**Data supplied:**
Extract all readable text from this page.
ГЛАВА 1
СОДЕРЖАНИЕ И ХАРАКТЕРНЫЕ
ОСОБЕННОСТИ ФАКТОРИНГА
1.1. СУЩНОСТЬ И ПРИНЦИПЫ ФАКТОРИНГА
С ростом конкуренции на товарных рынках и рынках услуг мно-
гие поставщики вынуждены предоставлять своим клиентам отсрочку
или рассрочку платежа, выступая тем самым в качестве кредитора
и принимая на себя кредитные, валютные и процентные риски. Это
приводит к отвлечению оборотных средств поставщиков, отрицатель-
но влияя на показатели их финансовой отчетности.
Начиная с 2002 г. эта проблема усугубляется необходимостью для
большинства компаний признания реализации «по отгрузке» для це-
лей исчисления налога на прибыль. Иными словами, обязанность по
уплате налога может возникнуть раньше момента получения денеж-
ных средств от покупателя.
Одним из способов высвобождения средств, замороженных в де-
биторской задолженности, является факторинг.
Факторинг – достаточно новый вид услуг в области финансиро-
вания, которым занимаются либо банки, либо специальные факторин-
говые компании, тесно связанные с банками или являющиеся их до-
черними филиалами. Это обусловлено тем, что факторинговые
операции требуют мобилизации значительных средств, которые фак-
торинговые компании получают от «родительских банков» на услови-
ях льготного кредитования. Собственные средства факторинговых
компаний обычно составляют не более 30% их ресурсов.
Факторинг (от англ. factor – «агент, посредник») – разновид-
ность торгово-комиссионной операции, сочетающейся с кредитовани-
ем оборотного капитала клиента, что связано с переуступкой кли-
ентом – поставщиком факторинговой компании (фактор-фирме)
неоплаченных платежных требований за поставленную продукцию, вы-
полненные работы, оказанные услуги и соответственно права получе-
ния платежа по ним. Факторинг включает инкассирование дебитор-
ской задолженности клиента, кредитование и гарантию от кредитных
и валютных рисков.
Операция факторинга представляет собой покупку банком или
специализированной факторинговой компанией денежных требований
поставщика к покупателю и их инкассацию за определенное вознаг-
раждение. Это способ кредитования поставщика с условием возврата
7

**Task description:** Retype all of the material, keeping each line exact.

**Completed task:**
Extract all readable text from this page.
ГЛАВА 1
СОДЕРЖАНИЕ И ХАРАКТЕРНЫЕ
ОСОБЕННОСТИ ФАКТОРИНГА
1.1. СУЩНОСТЬ И ПРИНЦИПЫ ФАКТОРИНГА
С ростом конкуренции на товарных рынках и рынках услуг мно-
гие поставщики вынуждены предоставлять своим клиентам отсрочку
или рассрочку платежа, выступая тем самым в качестве кредитора
и принимая на себя кредитные, валютные и процентные риски. Это
приводит к отвлечению оборотных средств поставщиков, отрицатель-
но влияя на показатели их финансовой отчетности.
Начиная с 2002 г. эта проблема усугубляется необходимостью для
большинства компаний признания реализации «по отгрузке» для це-
лей исчисления налога на прибыль. Иными словами, обязанность по
уплате налога может возникнуть раньше момента получения денеж-
ных средств от покупателя.
Одним из способов высвобождения средств, замороженных в де-
биторской задолженности, является факторинг.
Факторинг – достаточно новый вид услуг в области финансиро-
вания, которым занимаются либо банки, либо специальные факторин-
говые компании, тесно связанные с банками или являющиеся их до-
черними филиалами. Это обусловлено тем, что факторинговые
операции требуют мобилизации значительных средств, которые фак-
торинговые компании получают от «родительских банков» на услови-
ях льготного кредитования. Собственные средства факторинговых
компаний обычно составляют не более 30% их ресурсов.
Факторинг (от англ. factor – «агент, посредник») – разновид-
ность торгово-комиссионной операции, сочетающейся с кредитовани-
ем оборотного капитала клиента, что связано с переуступкой кли-
ентом – поставщиком факторинговой компании (фактор-фирме)
неоплаченных платежных требований за поставленную продукцию, вы-
полненные работы, оказанные услуги и соответственно права получе-
ния платежа по ним. Факторинг включает инкассирование дебитор-
ской задолженности клиента, кредитование и гарантию от кредитных
и валютных рисков.
Операция факторинга представляет собой покупку банком или
специализированной факторинговой компанией денежных требований
поставщика к покупателю и их инкассацию за определенное вознаг-
раждение. Это способ кредитования поставщика с условием возврата
7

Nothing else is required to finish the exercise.